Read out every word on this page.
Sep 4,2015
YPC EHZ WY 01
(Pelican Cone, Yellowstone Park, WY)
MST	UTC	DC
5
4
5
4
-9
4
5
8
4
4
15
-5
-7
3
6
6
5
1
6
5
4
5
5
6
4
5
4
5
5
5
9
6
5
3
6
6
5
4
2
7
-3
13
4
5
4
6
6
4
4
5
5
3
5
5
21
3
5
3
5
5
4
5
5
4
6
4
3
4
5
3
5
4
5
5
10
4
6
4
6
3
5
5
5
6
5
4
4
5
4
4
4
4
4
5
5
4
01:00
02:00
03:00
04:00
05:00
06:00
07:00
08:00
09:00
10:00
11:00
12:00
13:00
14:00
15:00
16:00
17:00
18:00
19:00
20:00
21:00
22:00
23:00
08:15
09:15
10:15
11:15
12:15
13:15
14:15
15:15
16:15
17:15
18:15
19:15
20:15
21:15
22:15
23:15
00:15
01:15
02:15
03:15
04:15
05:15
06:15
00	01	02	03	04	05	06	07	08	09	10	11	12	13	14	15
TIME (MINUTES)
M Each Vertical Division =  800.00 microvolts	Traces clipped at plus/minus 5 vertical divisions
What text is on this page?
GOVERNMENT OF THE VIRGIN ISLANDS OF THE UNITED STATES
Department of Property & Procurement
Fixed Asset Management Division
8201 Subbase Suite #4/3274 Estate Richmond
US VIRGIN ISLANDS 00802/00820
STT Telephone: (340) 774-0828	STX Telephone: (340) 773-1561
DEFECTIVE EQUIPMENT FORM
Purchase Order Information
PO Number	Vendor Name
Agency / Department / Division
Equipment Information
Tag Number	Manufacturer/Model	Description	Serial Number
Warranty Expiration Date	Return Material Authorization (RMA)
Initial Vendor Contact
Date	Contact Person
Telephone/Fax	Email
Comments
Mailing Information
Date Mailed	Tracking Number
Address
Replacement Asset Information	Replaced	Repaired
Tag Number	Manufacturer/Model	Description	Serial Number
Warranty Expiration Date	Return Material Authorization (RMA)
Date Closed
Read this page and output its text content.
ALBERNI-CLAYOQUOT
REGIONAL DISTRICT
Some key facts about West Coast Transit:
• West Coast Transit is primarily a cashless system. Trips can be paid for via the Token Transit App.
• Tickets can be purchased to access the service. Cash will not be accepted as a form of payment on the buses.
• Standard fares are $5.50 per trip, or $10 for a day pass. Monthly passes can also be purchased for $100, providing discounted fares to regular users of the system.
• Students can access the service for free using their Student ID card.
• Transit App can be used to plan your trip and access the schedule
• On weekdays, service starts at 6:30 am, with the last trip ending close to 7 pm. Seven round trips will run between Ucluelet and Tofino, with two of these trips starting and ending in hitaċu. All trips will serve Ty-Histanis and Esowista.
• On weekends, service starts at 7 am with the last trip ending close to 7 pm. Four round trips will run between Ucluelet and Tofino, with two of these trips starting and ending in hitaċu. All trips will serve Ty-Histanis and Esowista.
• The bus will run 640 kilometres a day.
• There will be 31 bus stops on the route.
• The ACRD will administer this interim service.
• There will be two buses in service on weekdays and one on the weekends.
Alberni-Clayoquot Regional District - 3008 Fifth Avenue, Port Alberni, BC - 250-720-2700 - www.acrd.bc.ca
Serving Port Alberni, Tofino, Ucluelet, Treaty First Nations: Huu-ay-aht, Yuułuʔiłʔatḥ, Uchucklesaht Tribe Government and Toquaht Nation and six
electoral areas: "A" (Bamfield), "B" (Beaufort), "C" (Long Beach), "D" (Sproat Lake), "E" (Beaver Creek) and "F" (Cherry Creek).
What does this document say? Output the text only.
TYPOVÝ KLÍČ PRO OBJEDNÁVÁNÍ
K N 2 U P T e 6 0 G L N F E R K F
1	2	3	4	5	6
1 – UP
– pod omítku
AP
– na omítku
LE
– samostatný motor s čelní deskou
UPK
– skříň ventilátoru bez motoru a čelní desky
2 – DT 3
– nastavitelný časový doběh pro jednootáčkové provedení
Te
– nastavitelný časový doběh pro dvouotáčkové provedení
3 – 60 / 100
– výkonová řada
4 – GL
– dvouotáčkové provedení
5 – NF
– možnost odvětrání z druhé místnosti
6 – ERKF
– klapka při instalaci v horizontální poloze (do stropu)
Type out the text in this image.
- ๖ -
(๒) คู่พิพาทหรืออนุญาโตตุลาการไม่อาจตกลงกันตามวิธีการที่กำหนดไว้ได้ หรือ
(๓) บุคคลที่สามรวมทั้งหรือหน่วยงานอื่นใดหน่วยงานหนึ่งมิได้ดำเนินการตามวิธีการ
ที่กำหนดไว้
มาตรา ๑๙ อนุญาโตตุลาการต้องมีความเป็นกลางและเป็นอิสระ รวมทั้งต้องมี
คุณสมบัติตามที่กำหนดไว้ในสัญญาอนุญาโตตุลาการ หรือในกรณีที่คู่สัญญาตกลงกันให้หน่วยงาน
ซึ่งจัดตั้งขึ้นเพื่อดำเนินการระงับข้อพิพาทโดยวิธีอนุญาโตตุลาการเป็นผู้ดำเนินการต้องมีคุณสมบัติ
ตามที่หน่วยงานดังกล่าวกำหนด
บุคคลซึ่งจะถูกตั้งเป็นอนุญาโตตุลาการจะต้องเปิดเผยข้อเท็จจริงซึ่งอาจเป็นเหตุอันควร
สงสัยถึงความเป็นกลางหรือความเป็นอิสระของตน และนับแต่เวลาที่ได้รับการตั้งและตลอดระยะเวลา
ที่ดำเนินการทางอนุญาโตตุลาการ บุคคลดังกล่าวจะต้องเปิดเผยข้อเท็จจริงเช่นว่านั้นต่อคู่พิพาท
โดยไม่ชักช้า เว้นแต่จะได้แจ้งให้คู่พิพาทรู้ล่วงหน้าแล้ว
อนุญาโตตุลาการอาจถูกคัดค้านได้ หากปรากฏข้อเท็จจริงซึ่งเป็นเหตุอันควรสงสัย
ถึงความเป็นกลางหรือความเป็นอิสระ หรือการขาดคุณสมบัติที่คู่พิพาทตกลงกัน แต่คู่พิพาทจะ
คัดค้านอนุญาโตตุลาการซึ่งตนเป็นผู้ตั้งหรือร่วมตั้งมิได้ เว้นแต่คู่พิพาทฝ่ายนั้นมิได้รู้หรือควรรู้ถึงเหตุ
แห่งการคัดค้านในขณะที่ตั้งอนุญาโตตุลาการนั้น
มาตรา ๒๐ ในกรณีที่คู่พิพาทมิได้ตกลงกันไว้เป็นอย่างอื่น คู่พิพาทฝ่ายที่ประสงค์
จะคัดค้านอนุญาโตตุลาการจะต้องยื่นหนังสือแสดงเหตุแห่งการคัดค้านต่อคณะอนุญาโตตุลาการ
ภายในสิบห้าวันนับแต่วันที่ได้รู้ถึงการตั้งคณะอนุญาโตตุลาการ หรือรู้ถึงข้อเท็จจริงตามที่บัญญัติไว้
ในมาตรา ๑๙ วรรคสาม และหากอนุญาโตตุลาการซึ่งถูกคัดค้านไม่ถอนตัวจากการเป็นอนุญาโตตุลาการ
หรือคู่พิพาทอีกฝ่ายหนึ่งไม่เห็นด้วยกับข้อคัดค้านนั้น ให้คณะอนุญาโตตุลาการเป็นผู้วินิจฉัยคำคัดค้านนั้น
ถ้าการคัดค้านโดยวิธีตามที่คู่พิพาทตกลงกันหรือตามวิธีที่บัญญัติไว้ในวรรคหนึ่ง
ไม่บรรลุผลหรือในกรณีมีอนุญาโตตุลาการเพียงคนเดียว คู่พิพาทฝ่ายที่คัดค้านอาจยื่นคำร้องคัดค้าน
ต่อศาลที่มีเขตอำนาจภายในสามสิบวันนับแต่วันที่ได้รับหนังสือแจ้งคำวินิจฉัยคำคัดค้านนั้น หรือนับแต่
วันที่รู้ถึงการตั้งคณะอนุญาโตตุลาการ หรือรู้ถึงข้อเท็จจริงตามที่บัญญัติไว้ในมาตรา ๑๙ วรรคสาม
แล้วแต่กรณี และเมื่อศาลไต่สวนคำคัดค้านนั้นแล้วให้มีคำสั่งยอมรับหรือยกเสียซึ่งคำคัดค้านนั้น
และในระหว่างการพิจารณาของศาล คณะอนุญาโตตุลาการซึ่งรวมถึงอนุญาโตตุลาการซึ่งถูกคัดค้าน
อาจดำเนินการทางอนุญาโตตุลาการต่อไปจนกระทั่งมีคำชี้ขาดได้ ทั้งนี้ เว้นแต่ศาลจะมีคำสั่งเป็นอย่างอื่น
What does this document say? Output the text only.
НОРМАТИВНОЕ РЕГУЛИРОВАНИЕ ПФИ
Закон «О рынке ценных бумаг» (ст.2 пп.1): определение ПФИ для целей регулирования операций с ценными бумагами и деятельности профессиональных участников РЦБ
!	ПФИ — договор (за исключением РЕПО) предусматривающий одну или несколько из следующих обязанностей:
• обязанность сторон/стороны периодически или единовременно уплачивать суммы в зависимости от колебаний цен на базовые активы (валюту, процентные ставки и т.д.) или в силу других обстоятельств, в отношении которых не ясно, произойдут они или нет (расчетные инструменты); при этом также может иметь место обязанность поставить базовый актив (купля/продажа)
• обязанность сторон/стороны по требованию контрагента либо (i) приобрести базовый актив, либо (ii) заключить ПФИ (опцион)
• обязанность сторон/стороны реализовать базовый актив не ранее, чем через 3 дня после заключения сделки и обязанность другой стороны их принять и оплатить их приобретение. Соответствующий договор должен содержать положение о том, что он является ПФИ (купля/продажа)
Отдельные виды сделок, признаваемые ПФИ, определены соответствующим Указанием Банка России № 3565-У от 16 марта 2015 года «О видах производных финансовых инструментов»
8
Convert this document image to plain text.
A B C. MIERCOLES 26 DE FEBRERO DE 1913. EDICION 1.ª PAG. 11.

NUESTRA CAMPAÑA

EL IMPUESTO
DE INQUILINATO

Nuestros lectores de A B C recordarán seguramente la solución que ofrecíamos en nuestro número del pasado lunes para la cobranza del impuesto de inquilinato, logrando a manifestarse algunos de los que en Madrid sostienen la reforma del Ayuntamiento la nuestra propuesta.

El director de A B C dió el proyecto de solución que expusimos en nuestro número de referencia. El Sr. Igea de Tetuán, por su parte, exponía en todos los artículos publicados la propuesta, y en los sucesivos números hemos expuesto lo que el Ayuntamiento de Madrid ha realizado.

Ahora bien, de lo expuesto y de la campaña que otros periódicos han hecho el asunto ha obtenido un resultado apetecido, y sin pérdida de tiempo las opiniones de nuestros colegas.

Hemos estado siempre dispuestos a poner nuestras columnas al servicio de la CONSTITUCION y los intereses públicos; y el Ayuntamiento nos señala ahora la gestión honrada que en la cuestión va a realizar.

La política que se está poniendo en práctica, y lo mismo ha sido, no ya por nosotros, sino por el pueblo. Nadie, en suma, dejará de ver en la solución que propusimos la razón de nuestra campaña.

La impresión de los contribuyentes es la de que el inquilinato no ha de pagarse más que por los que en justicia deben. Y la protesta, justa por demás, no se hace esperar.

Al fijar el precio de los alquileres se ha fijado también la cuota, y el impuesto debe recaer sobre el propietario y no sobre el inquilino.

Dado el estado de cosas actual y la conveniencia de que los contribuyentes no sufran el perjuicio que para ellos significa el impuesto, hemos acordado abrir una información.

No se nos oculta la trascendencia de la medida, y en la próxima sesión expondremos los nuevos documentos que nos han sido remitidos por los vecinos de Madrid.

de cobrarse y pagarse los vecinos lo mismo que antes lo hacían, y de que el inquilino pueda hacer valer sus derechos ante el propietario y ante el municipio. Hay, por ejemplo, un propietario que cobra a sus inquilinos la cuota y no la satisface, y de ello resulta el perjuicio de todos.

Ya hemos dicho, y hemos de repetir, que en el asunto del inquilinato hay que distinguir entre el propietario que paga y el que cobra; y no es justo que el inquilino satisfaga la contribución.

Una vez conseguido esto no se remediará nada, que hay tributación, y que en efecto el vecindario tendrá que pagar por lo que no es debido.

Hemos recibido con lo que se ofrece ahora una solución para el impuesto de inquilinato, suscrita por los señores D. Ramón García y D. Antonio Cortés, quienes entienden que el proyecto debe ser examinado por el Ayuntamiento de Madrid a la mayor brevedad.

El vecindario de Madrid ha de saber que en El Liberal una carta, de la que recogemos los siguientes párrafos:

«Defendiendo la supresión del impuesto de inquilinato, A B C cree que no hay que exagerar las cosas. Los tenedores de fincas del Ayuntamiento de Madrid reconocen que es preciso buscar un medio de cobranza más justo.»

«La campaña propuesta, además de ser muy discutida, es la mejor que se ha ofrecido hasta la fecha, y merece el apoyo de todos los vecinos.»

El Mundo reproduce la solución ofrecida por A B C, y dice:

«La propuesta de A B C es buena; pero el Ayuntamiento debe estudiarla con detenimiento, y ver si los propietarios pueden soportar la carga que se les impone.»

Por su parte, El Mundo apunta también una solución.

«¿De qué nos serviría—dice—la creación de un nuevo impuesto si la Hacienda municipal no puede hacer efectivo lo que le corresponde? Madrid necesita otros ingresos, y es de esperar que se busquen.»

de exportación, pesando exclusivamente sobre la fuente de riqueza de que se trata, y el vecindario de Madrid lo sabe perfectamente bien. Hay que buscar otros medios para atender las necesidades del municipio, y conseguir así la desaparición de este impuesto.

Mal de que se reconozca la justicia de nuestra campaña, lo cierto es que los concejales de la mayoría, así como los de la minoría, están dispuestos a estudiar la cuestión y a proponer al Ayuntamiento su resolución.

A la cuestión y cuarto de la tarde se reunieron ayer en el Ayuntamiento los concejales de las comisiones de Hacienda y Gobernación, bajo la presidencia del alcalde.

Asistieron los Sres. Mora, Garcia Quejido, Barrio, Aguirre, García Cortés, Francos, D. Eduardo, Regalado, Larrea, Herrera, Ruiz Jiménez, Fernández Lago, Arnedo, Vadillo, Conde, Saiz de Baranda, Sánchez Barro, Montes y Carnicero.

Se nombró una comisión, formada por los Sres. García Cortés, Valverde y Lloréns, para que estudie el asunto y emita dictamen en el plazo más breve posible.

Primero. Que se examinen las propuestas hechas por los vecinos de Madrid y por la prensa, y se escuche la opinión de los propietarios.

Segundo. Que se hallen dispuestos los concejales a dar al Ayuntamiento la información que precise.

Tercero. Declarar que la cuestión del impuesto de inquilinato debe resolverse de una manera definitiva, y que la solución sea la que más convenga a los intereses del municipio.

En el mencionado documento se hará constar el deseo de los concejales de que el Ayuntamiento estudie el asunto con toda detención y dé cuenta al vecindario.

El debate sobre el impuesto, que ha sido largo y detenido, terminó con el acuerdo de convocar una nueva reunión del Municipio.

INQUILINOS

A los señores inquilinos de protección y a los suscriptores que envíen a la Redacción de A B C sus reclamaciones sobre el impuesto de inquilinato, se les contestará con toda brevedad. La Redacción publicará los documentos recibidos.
───
-- Your task --
From the records above, copy every line that holds the word "งความเป".

-- Finished answer --
สงสัยถึงความเป็นกลางหรือความเป็นอิสระของตน และนับแต่เวลาที่ได้รับการตั้งและตลอดระยะเวลา
ถึงความเป็นกลางหรือความเป็นอิสระ หรือการขาดคุณสมบัติที่คู่พิพาทตกลงกัน แต่คู่พิพาทจะ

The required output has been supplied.